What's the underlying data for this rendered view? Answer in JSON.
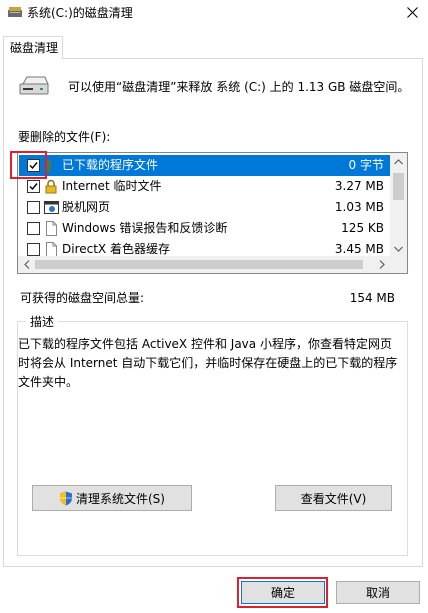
{
  "window": {
    "title": "系统(C:)的磁盘清理"
  },
  "tabs": [
    {
      "label": "磁盘清理"
    }
  ],
  "intro": {
    "text": "可以使用“磁盘清理”来释放 系统 (C:) 上的 1.13 GB 磁盘空间。"
  },
  "files_section": {
    "label": "要删除的文件(F):",
    "items": [
      {
        "name": "已下载的程序文件",
        "size": "0 字节",
        "checked": true,
        "selected": true
      },
      {
        "name": "Internet 临时文件",
        "size": "3.27 MB",
        "checked": true,
        "selected": false
      },
      {
        "name": "脱机网页",
        "size": "1.03 MB",
        "checked": false,
        "selected": false
      },
      {
        "name": "Windows 错误报告和反馈诊断",
        "size": "125 KB",
        "checked": false,
        "selected": false
      },
      {
        "name": "DirectX 着色器缓存",
        "size": "3.45 MB",
        "checked": false,
        "selected": false
      }
    ]
  },
  "total": {
    "label": "可获得的磁盘空间总量:",
    "value": "154 MB"
  },
  "description": {
    "legend": "描述",
    "text": "已下载的程序文件包括 ActiveX 控件和 Java 小程序，你查看特定网页时将会从 Internet 自动下载它们，并临时保存在硬盘上的已下载的程序文件夹中。"
  },
  "buttons": {
    "clean_system": "清理系统文件(S)",
    "view_files": "查看文件(V)",
    "ok": "确定",
    "cancel": "取消"
  },
  "colors": {
    "selection": "#0078d7",
    "highlight": "#e0202a"
  }
}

#### WORK REQUIRED:
From the listing, extract all text exactly as given and drop any picture.

#### THE ANSWER:
What's the underlying data for this rendered view? Answer in JSON.
{
  "window": {
    "title": "系统(C:)的磁盘清理"
  },
  "tabs": [
    {
      "label": "磁盘清理"
    }
  ],
  "intro": {
    "text": "可以使用“磁盘清理”来释放 系统 (C:) 上的 1.13 GB 磁盘空间。"
  },
  "files_section": {
    "label": "要删除的文件(F):",
    "items": [
      {
        "name": "已下载的程序文件",
        "size": "0 字节",
        "checked": true,
        "selected": true
      },
      {
        "name": "Internet 临时文件",
        "size": "3.27 MB",
        "checked": true,
        "selected": false
      },
      {
        "name": "脱机网页",
        "size": "1.03 MB",
        "checked": false,
        "selected": false
      },
      {
        "name": "Windows 错误报告和反馈诊断",
        "size": "125 KB",
        "checked": false,
        "selected": false
      },
      {
        "name": "DirectX 着色器缓存",
        "size": "3.45 MB",
        "checked": false,
        "selected": false
      }
    ]
  },
  "total": {
    "label": "可获得的磁盘空间总量:",
    "value": "154 MB"
  },
  "description": {
    "legend": "描述",
    "text": "已下载的程序文件包括 ActiveX 控件和 Java 小程序，你查看特定网页时将会从 Internet 自动下载它们，并临时保存在硬盘上的已下载的程序文件夹中。"
  },
  "buttons": {
    "clean_system": "清理系统文件(S)",
    "view_files": "查看文件(V)",
    "ok": "确定",
    "cancel": "取消"
  },
  "colors": {
    "selection": "#0078d7",
    "highlight": "#e0202a"
  }
}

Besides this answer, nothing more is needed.